- **短い問題**
抜粋文によると、安倍元首相銃撃事件が発生した年月日を答えてください。

- **抜粋文**

■安倍氏“暗殺”から2年。何ひとつ解明されていない | タマちゃんの暇つぶし

タマちゃんの暇つぶし

直ぐに消されるので、メインはこちらです→ http://1tamachan.blog31.fc2.com/ 

MAG2 NEWS:安倍氏“暗殺”から2年。何ひとつ解明されていない自民党と統一教会「闇の本質」を有田芳生氏が斬る2024.06.02より転載します。
 
貼り付け開始、

https://www.mag2.com/p/news/600308
 
th20240531
 

2022年7月8日に発生し、日本中に大きな衝撃を与えた安倍元首相銃撃事件。間もなく2年が経とうとしていますが、この事件により可視化され徹底追求が喫緊の課題とされた自民党と旧統一教会の癒着関係は、どこまで究明されたのでしょうか。今回のメルマガ『高野孟のTHE JOURNAL』では、旧統一教会と長きに渡り対峙してきたジャーナリストの有田芳生さんが「特別寄稿」という形で、安倍氏暗殺から今日に至るまでの報道内容について検証。さらに岸田政権の旧統一教会問題への取り組み方について批判的な目を向けています。

※本記事のタイトル・見出しはMAG2NEWS編集部によるものです/メルマガ原題:「安倍暗殺」から2年で自民党と統一教会の抱合の闇はどこまで解明されたのか?/有田芳生=前参議院議員の寄稿

プロフィール高野孟たかのはじめ
1944年東京生まれ。1968年早稲田大学文学部西洋哲学科卒。通信社、広告会社勤務の後、1975年からフリー・ジャーナリストに。同時に内外政経ニュースレター『インサイダー』の創刊に参加。80年に(株)インサイダーを設立し、代表取締役兼編集長に就任。2002年に早稲田大学客員教授に就任。08年に《THE JOURNAL》に改名し、論説主幹に就任。現在は千葉県鴨川市に在住しながら、半農半ジャーナリストとしてとして活動中。

- **データ抜粋**
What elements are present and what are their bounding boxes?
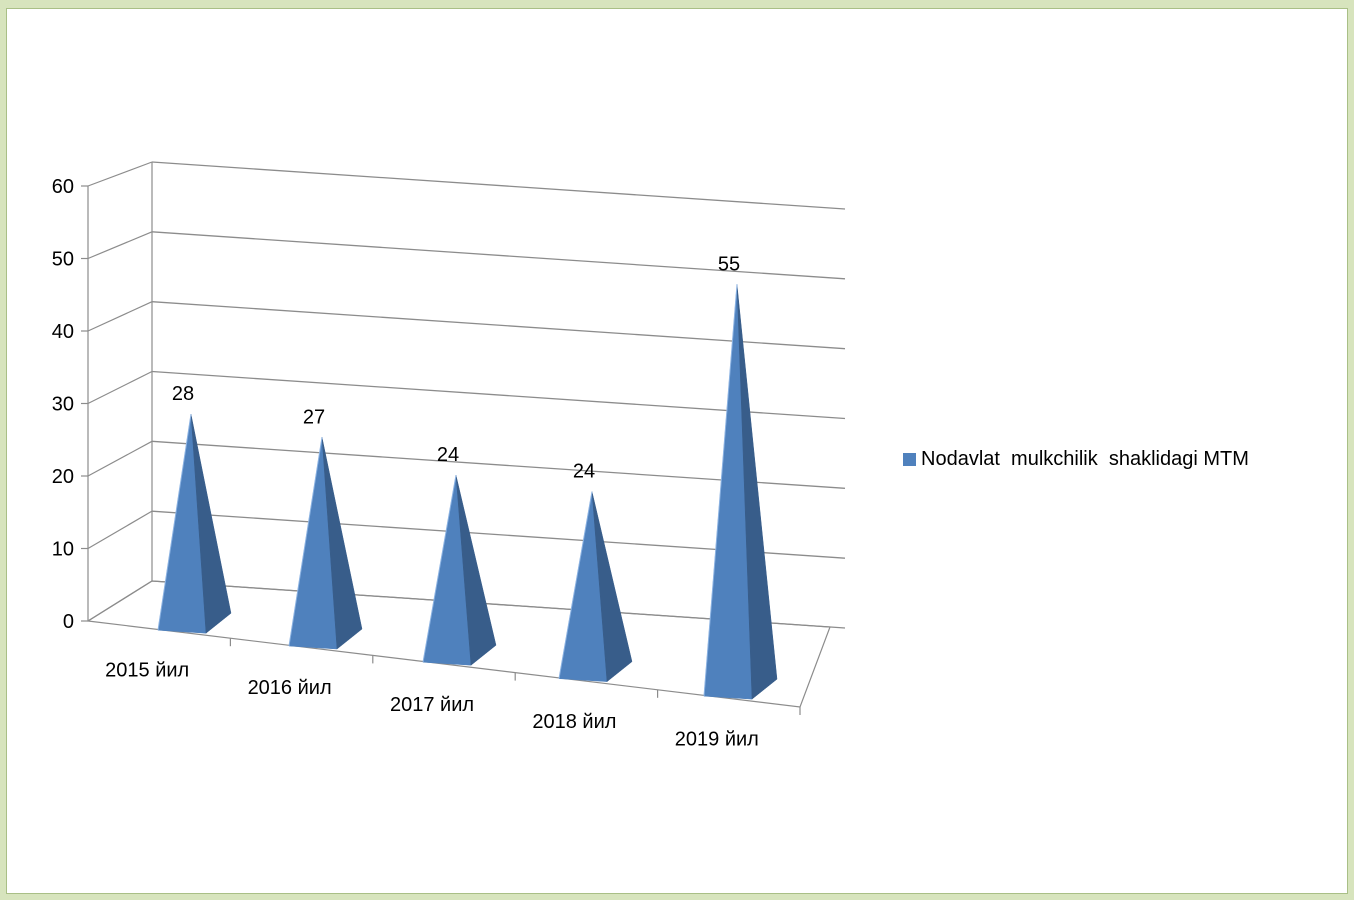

- **最終結果**
2022年7月8日